[Task requirements]:
(A) Do these statements agree with the Nobel Prize excerpt? (i) The Peace Prize is awarded in Oslo. (ii) At least 170 of the 850 prizewinners have been Jews. (iii) Jews make up 2 percent of the world population. Answer yes or no for each, quoting the words of the excerpt that decide it.
(B) According to the Nobel Prize excerpt, why is the Peace Prize awarded in Oslo rather than with the other prizes? Answer in one to three sentences.
(C) Reproduce the part of the Nobel Prize excerpt between "[In Stockholm], the" and "great national pride.", inclusive.

======== Excerpt to read

I feel as if a helicopter has just dropped me off on the summit of Mount Everest, and now I am standing there, applauding those who climbed up on their own, those who for decades have fought their own intellectual and physical limitations to make it to the top.… They are the few, selected not only because they were able to push the envelope of their own existence, but primarily because they pushed the envelope that binds us all to reality, as we know it, and to our specific perceptions of time and space, life and death, illness and cure.…

These are the Nobel Prize Laureates.…

The Nobel Prize for Peace is awarded separately, in Oslo, Norway—because as common wisdom tells it, Alfred Nobel believed that Norway, the country that in modern times was rarely involved in war, should host the prize for peace.…

[In Stockholm], the prizes are awarded to the people who approach the secrets of the heavens through rigorous scientific scholarship. In the 110 years’ history of the prize, according to numerous sources, at least 170 of the 850 prizewinners in all categories—about 22 percent—have been Jews. Since the percentage of Jews in the world population is merely 0.2 percent, this justifiably provides us with great national pride.

================
======== Data section

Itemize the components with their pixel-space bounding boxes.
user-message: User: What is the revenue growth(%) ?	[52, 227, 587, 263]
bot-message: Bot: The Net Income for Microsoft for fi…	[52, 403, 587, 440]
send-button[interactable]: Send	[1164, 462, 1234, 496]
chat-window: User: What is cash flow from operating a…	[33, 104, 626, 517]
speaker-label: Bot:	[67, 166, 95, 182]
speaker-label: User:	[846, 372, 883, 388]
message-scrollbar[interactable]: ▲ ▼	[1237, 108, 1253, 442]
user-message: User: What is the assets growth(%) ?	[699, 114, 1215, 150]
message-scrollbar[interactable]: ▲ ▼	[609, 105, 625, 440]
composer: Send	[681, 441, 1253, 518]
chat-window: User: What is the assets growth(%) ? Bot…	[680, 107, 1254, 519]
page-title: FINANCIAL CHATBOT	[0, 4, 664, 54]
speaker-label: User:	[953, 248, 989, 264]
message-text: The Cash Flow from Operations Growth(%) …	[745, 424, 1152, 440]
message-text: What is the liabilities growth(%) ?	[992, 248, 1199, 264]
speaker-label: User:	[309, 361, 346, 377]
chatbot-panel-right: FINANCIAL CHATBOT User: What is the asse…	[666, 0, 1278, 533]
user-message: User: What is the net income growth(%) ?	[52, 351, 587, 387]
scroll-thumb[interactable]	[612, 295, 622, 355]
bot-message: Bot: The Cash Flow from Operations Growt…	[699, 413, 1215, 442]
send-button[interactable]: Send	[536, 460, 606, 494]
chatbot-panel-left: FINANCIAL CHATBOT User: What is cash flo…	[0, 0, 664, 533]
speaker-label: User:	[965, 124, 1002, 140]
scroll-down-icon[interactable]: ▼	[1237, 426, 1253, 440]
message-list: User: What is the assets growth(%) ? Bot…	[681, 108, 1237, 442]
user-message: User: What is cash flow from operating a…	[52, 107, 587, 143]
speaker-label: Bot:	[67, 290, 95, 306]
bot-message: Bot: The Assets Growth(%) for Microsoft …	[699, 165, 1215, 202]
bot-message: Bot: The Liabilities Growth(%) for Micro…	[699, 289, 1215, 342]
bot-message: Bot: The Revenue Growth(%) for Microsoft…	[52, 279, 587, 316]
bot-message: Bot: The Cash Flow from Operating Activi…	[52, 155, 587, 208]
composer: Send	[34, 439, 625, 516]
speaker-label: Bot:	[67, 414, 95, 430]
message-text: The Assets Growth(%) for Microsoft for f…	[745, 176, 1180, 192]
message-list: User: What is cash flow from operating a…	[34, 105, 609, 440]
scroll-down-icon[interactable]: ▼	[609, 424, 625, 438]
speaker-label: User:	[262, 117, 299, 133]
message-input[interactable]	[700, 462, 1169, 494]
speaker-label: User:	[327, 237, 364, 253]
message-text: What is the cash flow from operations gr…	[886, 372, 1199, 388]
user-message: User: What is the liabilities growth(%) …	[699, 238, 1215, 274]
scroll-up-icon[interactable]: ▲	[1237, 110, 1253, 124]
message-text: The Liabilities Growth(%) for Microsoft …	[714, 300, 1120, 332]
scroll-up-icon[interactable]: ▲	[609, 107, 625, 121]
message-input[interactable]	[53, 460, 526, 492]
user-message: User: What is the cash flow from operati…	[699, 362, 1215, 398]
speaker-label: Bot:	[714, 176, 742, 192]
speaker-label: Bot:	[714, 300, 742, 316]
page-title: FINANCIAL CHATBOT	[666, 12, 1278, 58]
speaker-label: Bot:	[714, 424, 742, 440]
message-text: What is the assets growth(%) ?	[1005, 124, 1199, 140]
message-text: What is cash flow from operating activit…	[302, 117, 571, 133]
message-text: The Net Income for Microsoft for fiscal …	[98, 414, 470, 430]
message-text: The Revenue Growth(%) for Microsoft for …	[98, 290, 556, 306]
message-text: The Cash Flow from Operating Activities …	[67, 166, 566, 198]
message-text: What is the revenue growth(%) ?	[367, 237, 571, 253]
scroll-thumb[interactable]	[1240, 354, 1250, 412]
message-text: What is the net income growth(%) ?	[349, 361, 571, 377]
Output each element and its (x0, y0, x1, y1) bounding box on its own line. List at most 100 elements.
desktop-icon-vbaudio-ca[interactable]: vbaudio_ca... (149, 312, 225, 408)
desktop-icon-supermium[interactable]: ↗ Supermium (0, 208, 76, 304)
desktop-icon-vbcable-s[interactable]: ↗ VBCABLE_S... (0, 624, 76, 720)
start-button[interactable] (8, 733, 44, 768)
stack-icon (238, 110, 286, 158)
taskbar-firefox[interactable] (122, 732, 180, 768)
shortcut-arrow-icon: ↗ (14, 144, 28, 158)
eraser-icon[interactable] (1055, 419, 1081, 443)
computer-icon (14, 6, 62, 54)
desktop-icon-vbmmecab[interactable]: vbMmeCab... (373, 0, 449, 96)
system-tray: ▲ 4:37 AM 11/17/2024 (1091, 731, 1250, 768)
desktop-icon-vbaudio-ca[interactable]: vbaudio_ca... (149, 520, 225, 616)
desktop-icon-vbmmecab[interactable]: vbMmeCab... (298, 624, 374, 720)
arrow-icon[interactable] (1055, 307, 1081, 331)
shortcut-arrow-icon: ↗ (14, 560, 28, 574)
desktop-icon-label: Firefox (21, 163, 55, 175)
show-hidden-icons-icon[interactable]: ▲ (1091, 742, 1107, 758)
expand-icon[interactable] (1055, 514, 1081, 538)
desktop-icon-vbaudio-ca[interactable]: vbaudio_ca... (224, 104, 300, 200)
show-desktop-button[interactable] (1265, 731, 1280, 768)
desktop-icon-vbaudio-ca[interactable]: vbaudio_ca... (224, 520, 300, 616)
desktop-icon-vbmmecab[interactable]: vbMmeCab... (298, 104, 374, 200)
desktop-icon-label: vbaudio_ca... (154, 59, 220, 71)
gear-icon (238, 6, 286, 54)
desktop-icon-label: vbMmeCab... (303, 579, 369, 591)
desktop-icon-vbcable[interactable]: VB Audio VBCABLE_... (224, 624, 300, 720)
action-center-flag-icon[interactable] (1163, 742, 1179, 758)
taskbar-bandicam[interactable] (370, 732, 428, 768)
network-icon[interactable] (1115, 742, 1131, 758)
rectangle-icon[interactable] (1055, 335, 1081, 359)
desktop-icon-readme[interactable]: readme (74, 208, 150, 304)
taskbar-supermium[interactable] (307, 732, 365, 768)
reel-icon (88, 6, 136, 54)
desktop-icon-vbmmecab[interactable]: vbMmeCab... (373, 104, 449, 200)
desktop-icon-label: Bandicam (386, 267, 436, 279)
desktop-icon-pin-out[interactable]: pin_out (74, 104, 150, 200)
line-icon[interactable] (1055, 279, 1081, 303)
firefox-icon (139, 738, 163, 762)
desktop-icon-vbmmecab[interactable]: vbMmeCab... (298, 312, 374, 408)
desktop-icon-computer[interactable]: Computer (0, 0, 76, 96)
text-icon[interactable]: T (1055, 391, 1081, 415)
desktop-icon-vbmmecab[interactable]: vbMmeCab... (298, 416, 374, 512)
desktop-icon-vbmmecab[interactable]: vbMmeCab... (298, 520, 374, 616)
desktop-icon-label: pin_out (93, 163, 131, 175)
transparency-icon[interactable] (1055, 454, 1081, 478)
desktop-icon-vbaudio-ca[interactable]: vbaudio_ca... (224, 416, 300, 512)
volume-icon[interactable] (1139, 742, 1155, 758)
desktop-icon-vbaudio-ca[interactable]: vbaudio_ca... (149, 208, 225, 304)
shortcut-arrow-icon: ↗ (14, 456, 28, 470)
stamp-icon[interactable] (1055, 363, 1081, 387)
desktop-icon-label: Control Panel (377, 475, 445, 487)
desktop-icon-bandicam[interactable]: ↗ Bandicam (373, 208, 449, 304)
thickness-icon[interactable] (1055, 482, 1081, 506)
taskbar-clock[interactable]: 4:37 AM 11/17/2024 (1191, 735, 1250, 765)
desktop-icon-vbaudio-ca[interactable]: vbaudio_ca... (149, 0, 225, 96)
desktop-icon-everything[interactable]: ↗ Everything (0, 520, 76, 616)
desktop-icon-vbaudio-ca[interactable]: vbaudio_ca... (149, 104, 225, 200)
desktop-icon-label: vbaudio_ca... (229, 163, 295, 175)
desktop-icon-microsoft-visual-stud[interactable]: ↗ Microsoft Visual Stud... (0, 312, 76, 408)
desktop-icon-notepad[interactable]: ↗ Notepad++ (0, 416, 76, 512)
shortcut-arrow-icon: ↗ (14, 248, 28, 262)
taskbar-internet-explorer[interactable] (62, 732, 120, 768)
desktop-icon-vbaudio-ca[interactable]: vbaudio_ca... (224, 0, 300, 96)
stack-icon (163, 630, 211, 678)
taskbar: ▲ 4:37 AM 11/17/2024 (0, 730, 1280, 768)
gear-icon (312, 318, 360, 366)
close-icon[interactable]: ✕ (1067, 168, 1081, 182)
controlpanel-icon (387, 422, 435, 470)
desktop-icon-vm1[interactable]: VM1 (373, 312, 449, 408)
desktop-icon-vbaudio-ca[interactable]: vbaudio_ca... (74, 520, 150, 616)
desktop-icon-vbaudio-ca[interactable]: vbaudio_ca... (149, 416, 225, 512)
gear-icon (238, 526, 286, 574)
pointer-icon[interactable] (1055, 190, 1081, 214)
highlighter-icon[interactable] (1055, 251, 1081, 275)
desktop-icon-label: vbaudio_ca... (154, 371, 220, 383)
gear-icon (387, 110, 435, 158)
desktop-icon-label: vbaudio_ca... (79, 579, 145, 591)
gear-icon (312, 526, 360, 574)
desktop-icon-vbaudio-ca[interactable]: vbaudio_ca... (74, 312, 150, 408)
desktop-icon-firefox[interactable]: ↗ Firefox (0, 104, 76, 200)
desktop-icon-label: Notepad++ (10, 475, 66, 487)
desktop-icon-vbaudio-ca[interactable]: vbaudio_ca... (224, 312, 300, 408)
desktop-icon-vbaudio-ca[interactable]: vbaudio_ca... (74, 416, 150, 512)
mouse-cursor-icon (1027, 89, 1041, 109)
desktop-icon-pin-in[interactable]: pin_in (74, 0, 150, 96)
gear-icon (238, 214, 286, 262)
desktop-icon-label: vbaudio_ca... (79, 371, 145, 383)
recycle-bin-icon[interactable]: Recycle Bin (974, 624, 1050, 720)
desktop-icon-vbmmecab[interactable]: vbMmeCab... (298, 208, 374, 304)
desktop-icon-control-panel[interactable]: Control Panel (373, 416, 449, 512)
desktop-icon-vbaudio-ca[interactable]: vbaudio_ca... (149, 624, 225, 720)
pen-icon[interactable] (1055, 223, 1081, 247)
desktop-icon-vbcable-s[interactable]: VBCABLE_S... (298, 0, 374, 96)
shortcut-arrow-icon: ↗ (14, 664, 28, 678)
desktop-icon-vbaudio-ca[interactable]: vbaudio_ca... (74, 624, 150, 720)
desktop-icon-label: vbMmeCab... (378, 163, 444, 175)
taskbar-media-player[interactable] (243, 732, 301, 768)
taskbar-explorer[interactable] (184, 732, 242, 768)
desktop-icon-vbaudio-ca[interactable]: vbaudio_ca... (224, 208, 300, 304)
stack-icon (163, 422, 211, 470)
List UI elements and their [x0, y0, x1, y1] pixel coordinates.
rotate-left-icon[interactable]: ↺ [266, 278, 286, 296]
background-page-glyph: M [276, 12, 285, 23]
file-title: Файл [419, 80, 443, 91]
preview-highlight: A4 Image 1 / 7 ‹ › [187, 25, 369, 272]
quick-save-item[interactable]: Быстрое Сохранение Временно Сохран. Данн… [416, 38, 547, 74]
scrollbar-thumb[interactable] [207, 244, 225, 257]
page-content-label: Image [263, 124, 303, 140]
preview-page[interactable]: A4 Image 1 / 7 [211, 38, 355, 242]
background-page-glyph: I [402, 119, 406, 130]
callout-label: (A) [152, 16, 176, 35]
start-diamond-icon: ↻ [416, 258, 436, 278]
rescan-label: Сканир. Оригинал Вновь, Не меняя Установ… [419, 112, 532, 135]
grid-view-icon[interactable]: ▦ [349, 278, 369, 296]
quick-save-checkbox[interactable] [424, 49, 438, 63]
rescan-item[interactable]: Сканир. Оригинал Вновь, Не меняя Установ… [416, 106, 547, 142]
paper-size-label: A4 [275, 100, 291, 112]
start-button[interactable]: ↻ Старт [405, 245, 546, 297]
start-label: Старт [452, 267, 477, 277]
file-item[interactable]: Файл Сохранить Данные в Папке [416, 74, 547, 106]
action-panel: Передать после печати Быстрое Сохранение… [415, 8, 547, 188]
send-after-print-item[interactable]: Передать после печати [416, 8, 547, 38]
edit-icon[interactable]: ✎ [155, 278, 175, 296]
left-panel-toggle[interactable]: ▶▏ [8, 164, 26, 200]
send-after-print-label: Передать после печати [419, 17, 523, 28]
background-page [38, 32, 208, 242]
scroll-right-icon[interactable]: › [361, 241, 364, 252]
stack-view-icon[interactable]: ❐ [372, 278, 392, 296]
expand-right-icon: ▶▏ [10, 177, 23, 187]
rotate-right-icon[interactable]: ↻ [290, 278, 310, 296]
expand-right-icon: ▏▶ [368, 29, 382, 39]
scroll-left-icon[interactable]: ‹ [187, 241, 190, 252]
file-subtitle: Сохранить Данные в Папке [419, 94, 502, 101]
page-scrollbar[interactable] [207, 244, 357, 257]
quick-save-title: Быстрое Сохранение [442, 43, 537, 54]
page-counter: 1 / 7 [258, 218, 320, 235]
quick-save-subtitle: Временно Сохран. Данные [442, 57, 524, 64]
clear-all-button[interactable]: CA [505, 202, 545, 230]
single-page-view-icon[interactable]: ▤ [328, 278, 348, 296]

================

[Answers for the exercise]:
(A)
(i) Yes: "The Nobel Prize for Peace is awarded separately, in Oslo, Norway"
(ii) Yes: "at least 170 of the 850 prizewinners in all categories—about 22 percent—have been Jews"
(iii) No: "the percentage of Jews in the world population is merely 0.2 percent"

(B) As common wisdom tells it, Alfred Nobel believed that Norway should host the prize for peace. Norway was the country that in modern times was rarely involved in war.

(C)
[In Stockholm], the prizes are awarded to the people who approach the secrets of the heavens through rigorous scientific scholarship. In the 110 years’ history of the prize, according to numerous sources, at least 170 of the 850 prizewinners in all categories—about 22 percent—have been Jews. Since the percentage of Jews in the world population is merely 0.2 percent, this justifiably provides us with great national pride.